# [DIRECTIVE]
Go over the entries below line by line, copying each one that contains the word "flow".
___
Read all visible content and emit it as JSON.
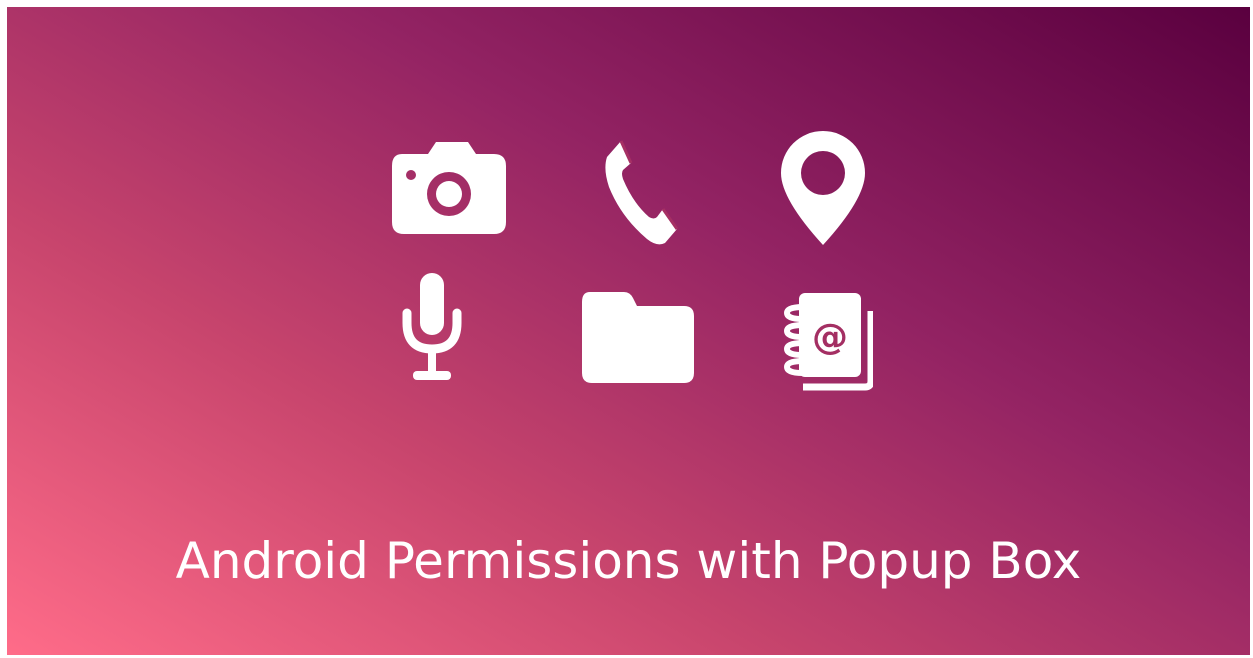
{
  "banner": {
    "title": "Android Permissions with Popup Box",
    "background_colors": [
      "#ff6c89",
      "#c8456d",
      "#932363",
      "#5a003f"
    ],
    "text_color": "#ffffff"
  },
  "icons": [
    {
      "name": "camera-icon"
    },
    {
      "name": "phone-icon"
    },
    {
      "name": "location-pin-icon"
    },
    {
      "name": "microphone-icon"
    },
    {
      "name": "folder-icon"
    },
    {
      "name": "contacts-book-icon"
    }
  ]
}
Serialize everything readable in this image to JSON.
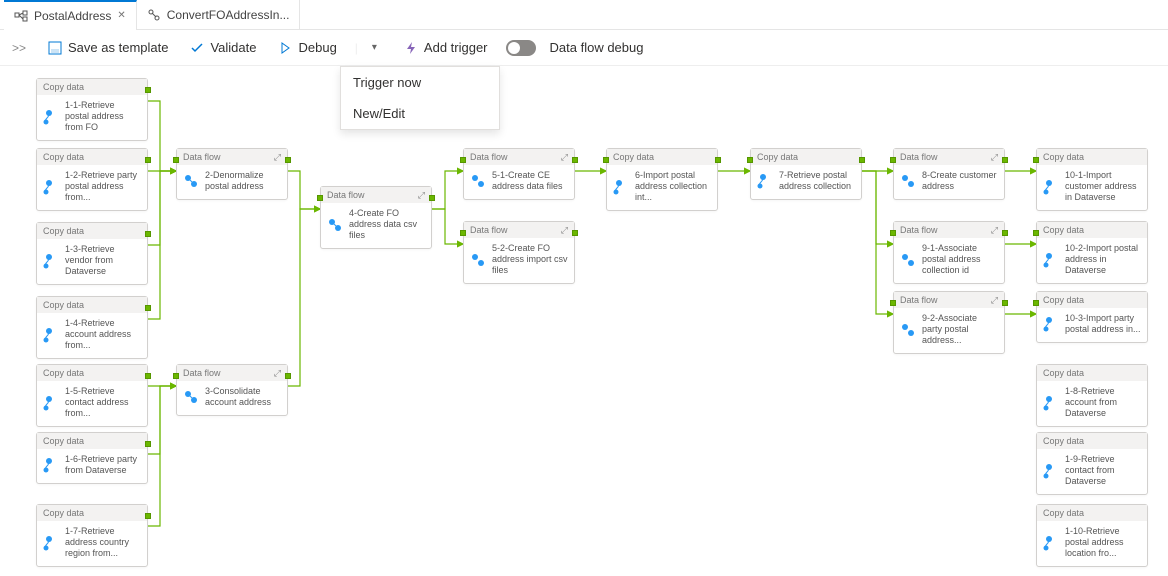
{
  "tabs": {
    "active": "PostalAddress",
    "secondary": "ConvertFOAddressIn..."
  },
  "toolbar": {
    "expand": ">>",
    "save_template": "Save as template",
    "validate": "Validate",
    "debug": "Debug",
    "add_trigger": "Add trigger",
    "debug_toggle": "Data flow debug"
  },
  "dropdown": {
    "item1": "Trigger now",
    "item2": "New/Edit"
  },
  "node_types": {
    "copy": "Copy data",
    "flow": "Data flow"
  },
  "nodes": {
    "n11": "1-1-Retrieve postal address from FO",
    "n12": "1-2-Retrieve party postal address from...",
    "n13": "1-3-Retrieve vendor from Dataverse",
    "n14": "1-4-Retrieve account address from...",
    "n15": "1-5-Retrieve contact address from...",
    "n16": "1-6-Retrieve party from Dataverse",
    "n17": "1-7-Retrieve address country region from...",
    "n2": "2-Denormalize postal address",
    "n3": "3-Consolidate account address",
    "n4": "4-Create FO address data csv files",
    "n51": "5-1-Create CE address data files",
    "n52": "5-2-Create FO address import csv files",
    "n6": "6-Import postal address collection int...",
    "n7": "7-Retrieve postal address collection",
    "n8": "8-Create customer address",
    "n91": "9-1-Associate postal address collection id",
    "n92": "9-2-Associate party postal address...",
    "n101": "10-1-Import customer address in Dataverse",
    "n102": "10-2-Import postal address in Dataverse",
    "n103": "10-3-Import party postal address in...",
    "n108": "1-8-Retrieve account from Dataverse",
    "n109": "1-9-Retrieve contact from Dataverse",
    "n110": "1-10-Retrieve postal address location fro..."
  }
}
___
# [TASK RESULT]
    "debug_toggle": "Data flow debug"
    "flow": "Data flow"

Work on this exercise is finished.